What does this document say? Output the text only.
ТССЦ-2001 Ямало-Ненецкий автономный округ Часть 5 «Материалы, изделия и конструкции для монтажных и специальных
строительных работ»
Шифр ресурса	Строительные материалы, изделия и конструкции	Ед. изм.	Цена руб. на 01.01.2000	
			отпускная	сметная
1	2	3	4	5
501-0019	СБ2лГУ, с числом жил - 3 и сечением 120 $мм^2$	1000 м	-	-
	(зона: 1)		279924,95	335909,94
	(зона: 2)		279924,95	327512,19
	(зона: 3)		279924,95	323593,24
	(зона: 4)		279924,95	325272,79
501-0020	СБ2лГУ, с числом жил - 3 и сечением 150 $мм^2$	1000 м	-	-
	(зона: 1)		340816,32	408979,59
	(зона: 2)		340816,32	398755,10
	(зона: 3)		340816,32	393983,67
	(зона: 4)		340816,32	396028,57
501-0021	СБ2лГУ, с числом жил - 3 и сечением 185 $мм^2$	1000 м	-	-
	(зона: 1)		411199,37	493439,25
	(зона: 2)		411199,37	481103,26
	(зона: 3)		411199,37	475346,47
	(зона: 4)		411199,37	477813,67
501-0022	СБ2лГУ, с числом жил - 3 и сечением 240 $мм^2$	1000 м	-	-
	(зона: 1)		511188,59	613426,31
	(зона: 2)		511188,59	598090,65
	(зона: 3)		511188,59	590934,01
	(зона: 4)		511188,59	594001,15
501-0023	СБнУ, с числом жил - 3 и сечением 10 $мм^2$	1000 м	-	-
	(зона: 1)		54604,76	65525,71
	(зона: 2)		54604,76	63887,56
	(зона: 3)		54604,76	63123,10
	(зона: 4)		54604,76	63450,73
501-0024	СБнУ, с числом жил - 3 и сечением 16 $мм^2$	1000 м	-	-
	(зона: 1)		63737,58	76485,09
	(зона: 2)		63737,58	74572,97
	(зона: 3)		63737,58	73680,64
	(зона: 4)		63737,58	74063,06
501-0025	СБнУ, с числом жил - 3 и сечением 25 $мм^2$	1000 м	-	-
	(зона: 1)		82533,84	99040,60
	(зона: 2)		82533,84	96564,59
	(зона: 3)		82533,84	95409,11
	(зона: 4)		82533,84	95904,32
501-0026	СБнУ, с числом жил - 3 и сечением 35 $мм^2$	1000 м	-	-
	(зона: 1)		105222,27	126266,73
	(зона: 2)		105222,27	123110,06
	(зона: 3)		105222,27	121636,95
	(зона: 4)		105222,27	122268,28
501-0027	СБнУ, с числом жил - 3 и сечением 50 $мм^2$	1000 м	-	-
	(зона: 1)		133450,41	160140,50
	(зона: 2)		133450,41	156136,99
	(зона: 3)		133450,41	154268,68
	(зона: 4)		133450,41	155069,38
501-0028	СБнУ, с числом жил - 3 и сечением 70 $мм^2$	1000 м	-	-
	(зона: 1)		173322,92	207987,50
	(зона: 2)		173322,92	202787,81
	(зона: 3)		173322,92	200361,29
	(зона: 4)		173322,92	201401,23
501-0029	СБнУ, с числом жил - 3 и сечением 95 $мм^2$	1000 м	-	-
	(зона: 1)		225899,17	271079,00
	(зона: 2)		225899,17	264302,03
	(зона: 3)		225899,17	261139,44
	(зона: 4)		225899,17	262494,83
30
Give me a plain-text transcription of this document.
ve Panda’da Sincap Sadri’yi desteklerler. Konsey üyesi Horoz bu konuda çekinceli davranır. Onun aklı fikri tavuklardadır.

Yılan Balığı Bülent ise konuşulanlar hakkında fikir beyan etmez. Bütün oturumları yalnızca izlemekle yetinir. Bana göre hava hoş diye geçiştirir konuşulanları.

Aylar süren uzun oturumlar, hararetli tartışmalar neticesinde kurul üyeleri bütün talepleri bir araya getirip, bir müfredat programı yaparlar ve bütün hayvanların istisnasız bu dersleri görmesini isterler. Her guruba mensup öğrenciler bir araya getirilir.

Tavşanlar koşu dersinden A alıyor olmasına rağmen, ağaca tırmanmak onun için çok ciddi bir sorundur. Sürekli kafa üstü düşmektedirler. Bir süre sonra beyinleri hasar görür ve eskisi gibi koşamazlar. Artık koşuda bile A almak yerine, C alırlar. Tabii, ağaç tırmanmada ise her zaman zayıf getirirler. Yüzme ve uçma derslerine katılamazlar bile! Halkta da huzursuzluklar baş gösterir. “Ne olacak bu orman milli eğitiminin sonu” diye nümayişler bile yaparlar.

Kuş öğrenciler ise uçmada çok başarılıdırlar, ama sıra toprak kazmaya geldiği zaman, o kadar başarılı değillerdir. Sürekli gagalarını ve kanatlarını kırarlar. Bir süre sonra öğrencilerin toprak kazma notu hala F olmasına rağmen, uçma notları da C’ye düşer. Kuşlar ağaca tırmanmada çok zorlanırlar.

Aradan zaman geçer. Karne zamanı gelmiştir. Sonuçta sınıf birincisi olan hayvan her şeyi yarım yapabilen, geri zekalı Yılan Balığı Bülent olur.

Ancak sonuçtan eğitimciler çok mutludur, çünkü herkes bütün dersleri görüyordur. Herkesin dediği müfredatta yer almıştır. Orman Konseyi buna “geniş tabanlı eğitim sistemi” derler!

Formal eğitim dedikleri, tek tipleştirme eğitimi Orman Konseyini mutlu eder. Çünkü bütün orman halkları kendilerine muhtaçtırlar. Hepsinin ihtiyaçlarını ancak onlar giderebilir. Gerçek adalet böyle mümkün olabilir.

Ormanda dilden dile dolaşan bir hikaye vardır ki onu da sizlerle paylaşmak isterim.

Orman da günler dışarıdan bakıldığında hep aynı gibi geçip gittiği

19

☆ ☆ ☆ ☆

== WHAT YOU NEED TO DO ==
Tell how many lines contain the word "text", using only the number.

== OUTPUT BELOW ==
2